[SET TASK]
Look through the data below and return each line where "JSON" appears.

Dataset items
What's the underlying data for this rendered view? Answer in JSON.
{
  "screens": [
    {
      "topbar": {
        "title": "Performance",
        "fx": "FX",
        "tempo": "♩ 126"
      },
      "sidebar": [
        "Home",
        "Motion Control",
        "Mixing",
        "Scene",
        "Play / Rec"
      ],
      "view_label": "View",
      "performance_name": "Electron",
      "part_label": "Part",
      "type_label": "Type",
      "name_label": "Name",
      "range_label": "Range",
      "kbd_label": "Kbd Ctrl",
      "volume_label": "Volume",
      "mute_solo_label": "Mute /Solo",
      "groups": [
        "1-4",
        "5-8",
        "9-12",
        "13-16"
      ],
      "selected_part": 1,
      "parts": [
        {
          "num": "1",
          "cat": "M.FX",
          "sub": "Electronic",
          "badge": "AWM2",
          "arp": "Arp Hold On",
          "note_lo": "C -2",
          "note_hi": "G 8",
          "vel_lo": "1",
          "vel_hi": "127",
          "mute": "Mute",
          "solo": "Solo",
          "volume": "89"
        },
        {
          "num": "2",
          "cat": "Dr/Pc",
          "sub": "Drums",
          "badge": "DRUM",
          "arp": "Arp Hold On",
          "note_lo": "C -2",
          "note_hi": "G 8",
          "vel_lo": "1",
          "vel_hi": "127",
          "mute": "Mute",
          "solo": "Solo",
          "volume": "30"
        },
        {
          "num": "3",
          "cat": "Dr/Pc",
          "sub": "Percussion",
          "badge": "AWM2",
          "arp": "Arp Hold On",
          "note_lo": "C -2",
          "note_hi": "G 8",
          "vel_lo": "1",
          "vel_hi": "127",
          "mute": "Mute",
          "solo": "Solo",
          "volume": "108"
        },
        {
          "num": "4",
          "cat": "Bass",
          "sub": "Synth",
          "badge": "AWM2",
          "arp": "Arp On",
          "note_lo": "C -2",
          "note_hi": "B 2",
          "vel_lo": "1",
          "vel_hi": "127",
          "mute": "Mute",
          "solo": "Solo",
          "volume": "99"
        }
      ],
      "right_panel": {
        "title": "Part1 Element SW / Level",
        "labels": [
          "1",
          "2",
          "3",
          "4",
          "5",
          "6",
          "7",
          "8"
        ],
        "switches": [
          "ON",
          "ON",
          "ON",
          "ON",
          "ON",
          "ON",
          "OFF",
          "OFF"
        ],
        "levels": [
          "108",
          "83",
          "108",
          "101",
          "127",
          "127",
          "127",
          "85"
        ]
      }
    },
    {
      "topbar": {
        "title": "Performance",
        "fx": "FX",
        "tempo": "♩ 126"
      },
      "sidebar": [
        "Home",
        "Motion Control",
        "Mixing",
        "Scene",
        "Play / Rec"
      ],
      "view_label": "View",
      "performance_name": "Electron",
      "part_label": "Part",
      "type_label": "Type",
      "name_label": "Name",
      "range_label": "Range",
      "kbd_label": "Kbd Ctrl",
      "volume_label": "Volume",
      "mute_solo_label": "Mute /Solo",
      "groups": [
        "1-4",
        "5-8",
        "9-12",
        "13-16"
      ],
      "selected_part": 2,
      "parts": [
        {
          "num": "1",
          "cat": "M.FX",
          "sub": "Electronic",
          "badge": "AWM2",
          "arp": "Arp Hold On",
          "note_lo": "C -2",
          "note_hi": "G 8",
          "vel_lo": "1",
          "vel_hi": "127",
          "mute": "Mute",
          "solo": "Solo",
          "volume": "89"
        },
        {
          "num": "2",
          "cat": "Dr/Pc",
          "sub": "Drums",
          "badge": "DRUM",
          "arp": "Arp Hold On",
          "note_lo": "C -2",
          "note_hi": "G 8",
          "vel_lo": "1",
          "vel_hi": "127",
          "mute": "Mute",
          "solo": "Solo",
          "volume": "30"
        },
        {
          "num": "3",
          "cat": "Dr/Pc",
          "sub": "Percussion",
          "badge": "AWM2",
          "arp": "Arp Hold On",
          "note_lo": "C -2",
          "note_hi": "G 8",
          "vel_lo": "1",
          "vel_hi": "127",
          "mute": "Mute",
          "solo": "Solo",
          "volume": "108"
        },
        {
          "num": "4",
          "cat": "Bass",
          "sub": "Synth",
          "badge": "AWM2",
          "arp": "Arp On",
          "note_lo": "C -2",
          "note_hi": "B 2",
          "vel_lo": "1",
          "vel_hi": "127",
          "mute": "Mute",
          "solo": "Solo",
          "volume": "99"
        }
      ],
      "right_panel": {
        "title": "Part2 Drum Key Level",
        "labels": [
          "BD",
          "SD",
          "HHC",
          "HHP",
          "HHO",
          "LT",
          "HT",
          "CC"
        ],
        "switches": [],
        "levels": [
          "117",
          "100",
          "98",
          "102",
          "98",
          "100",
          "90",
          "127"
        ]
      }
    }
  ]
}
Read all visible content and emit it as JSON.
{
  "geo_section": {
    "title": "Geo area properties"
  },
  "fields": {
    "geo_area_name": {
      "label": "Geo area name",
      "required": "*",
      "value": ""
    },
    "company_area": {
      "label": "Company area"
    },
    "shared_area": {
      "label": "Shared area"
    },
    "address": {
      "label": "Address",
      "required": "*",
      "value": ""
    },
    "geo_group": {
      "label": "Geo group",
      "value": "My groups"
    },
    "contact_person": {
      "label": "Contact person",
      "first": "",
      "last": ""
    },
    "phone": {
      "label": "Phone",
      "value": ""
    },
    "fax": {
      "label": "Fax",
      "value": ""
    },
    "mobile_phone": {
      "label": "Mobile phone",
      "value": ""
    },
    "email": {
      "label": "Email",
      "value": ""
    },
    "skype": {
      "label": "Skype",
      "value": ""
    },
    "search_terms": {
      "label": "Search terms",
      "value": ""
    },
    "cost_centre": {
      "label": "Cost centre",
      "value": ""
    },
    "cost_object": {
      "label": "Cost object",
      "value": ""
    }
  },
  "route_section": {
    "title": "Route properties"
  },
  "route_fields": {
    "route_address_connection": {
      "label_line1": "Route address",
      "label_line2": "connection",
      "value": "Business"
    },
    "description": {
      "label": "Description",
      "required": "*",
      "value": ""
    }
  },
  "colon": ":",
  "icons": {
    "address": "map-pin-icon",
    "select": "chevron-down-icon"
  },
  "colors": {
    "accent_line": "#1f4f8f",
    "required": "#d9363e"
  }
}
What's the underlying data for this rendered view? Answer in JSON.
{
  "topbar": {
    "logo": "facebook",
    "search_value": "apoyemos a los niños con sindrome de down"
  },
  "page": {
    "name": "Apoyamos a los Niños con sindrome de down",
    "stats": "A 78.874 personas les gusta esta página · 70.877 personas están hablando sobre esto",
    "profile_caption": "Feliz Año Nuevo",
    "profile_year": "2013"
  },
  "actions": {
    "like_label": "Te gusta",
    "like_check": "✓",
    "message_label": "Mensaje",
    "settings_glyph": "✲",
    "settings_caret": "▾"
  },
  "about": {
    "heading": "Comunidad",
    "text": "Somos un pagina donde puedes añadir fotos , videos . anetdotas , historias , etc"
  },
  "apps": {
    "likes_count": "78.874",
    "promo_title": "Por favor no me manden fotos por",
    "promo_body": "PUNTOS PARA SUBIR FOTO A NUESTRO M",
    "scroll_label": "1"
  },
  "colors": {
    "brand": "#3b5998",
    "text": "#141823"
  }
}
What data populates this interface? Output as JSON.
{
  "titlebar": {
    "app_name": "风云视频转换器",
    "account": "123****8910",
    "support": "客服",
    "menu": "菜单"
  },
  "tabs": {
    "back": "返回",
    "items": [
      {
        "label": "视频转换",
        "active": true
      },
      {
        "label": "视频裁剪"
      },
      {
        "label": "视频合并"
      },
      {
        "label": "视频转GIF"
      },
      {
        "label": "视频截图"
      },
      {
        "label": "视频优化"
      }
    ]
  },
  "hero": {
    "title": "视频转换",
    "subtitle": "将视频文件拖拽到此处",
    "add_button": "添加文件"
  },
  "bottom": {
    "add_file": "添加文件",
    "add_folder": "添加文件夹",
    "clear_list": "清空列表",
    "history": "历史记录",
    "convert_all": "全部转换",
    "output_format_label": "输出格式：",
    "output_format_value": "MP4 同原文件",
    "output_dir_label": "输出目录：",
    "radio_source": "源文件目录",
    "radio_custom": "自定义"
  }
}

[COMPLETE ANSWER]
What's the underlying data for this rendered view? Answer in JSON.
Read all visible content and emit it as JSON.
What's the underlying data for this rendered view? Answer in JSON.
What data populates this interface? Output as JSON.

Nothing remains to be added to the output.